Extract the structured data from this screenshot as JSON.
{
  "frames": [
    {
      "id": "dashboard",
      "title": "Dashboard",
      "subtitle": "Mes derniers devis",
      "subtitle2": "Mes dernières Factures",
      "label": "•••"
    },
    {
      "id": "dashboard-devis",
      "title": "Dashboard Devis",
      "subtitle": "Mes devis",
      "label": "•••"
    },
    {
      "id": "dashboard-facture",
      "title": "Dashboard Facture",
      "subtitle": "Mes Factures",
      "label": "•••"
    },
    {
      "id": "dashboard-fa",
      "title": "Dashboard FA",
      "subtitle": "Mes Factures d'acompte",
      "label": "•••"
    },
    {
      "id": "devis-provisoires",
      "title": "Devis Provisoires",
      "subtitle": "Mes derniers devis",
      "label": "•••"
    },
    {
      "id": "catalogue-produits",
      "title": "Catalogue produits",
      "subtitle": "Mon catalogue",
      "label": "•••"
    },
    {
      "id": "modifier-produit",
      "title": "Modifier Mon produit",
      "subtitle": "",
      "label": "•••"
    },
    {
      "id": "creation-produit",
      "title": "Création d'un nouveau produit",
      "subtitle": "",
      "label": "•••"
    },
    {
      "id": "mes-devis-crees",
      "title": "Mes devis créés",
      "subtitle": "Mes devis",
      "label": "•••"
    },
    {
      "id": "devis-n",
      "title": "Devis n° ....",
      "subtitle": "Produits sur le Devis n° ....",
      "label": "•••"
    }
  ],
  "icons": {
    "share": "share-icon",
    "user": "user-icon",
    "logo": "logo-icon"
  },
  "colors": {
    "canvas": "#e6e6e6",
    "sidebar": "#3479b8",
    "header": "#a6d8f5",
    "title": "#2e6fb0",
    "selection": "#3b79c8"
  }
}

● ● ● ●

■ **What to work on**: Every entry in the listing must be retyped exactly.

■ **The reply**:
Extract the structured data from this screenshot as JSON.
{
  "frames": [
    {
      "id": "dashboard",
      "title": "Dashboard",
      "subtitle": "Mes derniers devis",
      "subtitle2": "Mes dernières Factures",
      "label": "•••"
    },
    {
      "id": "dashboard-devis",
      "title": "Dashboard Devis",
      "subtitle": "Mes devis",
      "label": "•••"
    },
    {
      "id": "dashboard-facture",
      "title": "Dashboard Facture",
      "subtitle": "Mes Factures",
      "label": "•••"
    },
    {
      "id": "dashboard-fa",
      "title": "Dashboard FA",
      "subtitle": "Mes Factures d'acompte",
      "label": "•••"
    },
    {
      "id": "devis-provisoires",
      "title": "Devis Provisoires",
      "subtitle": "Mes derniers devis",
      "label": "•••"
    },
    {
      "id": "catalogue-produits",
      "title": "Catalogue produits",
      "subtitle": "Mon catalogue",
      "label": "•••"
    },
    {
      "id": "modifier-produit",
      "title": "Modifier Mon produit",
      "subtitle": "",
      "label": "•••"
    },
    {
      "id": "creation-produit",
      "title": "Création d'un nouveau produit",
      "subtitle": "",
      "label": "•••"
    },
    {
      "id": "mes-devis-crees",
      "title": "Mes devis créés",
      "subtitle": "Mes devis",
      "label": "•••"
    },
    {
      "id": "devis-n",
      "title": "Devis n° ....",
      "subtitle": "Produits sur le Devis n° ....",
      "label": "•••"
    }
  ],
  "icons": {
    "share": "share-icon",
    "user": "user-icon",
    "logo": "logo-icon"
  },
  "colors": {
    "canvas": "#e6e6e6",
    "sidebar": "#3479b8",
    "header": "#a6d8f5",
    "title": "#2e6fb0",
    "selection": "#3b79c8"
  }
}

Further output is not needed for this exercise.